[Figure contents as structured data]
▼

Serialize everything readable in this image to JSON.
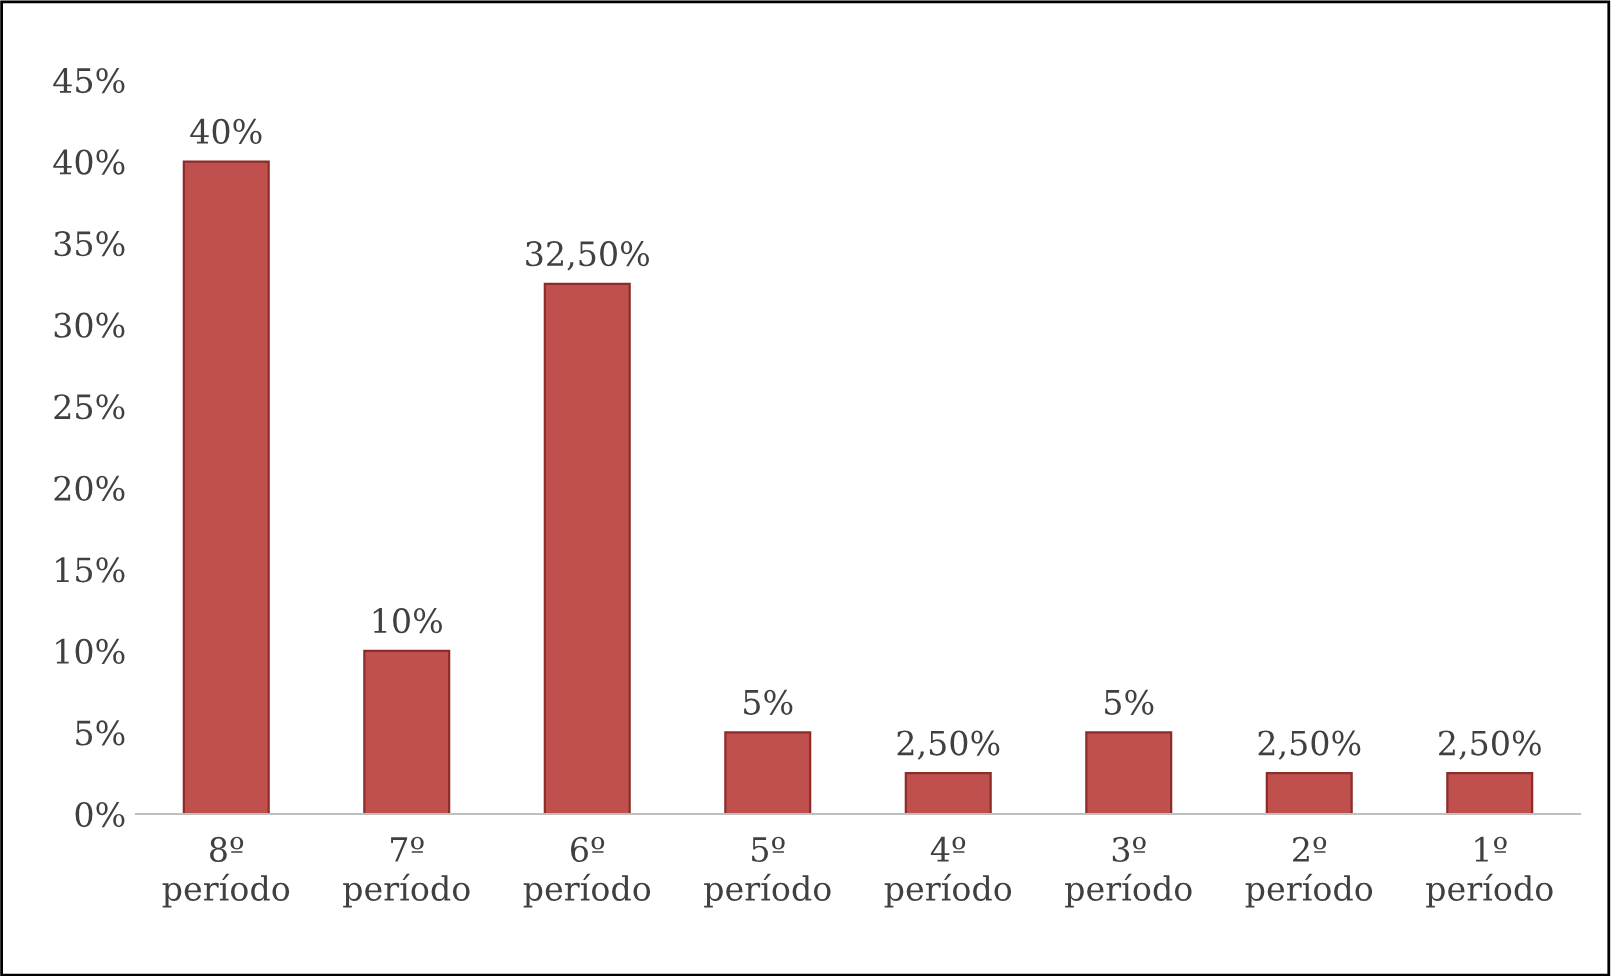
{
  "chart_data": {
    "type": "bar",
    "categories": [
      "8º\nperíodo",
      "7º\nperíodo",
      "6º\nperíodo",
      "5º\nperíodo",
      "4º\nperíodo",
      "3º\nperíodo",
      "2º\nperíodo",
      "1º\nperíodo"
    ],
    "values": [
      40,
      10,
      32.5,
      5,
      2.5,
      5,
      2.5,
      2.5
    ],
    "value_labels": [
      "40%",
      "10%",
      "32,50%",
      "5%",
      "2,50%",
      "5%",
      "2,50%",
      "2,50%"
    ],
    "color": "#c0504d",
    "ylim": [
      0,
      45
    ],
    "yticks": [
      {
        "value": 0,
        "label": "0%"
      },
      {
        "value": 5,
        "label": "5%"
      },
      {
        "value": 10,
        "label": "10%"
      },
      {
        "value": 15,
        "label": "15%"
      },
      {
        "value": 20,
        "label": "20%"
      },
      {
        "value": 25,
        "label": "25%"
      },
      {
        "value": 30,
        "label": "30%"
      },
      {
        "value": 35,
        "label": "35%"
      },
      {
        "value": 40,
        "label": "40%"
      },
      {
        "value": 45,
        "label": "45%"
      }
    ],
    "grid": false,
    "legend": false
  }
}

▲

WHAT IS REQUIRED:
Return the whole listing, word for word, and leave out every picture.

THE RESULT:
Serialize everything readable in this image to JSON.
{
  "chart_data": {
    "type": "bar",
    "categories": [
      "8º\nperíodo",
      "7º\nperíodo",
      "6º\nperíodo",
      "5º\nperíodo",
      "4º\nperíodo",
      "3º\nperíodo",
      "2º\nperíodo",
      "1º\nperíodo"
    ],
    "values": [
      40,
      10,
      32.5,
      5,
      2.5,
      5,
      2.5,
      2.5
    ],
    "value_labels": [
      "40%",
      "10%",
      "32,50%",
      "5%",
      "2,50%",
      "5%",
      "2,50%",
      "2,50%"
    ],
    "color": "#c0504d",
    "ylim": [
      0,
      45
    ],
    "yticks": [
      {
        "value": 0,
        "label": "0%"
      },
      {
        "value": 5,
        "label": "5%"
      },
      {
        "value": 10,
        "label": "10%"
      },
      {
        "value": 15,
        "label": "15%"
      },
      {
        "value": 20,
        "label": "20%"
      },
      {
        "value": 25,
        "label": "25%"
      },
      {
        "value": 30,
        "label": "30%"
      },
      {
        "value": 35,
        "label": "35%"
      },
      {
        "value": 40,
        "label": "40%"
      },
      {
        "value": 45,
        "label": "45%"
      }
    ],
    "grid": false,
    "legend": false
  }
}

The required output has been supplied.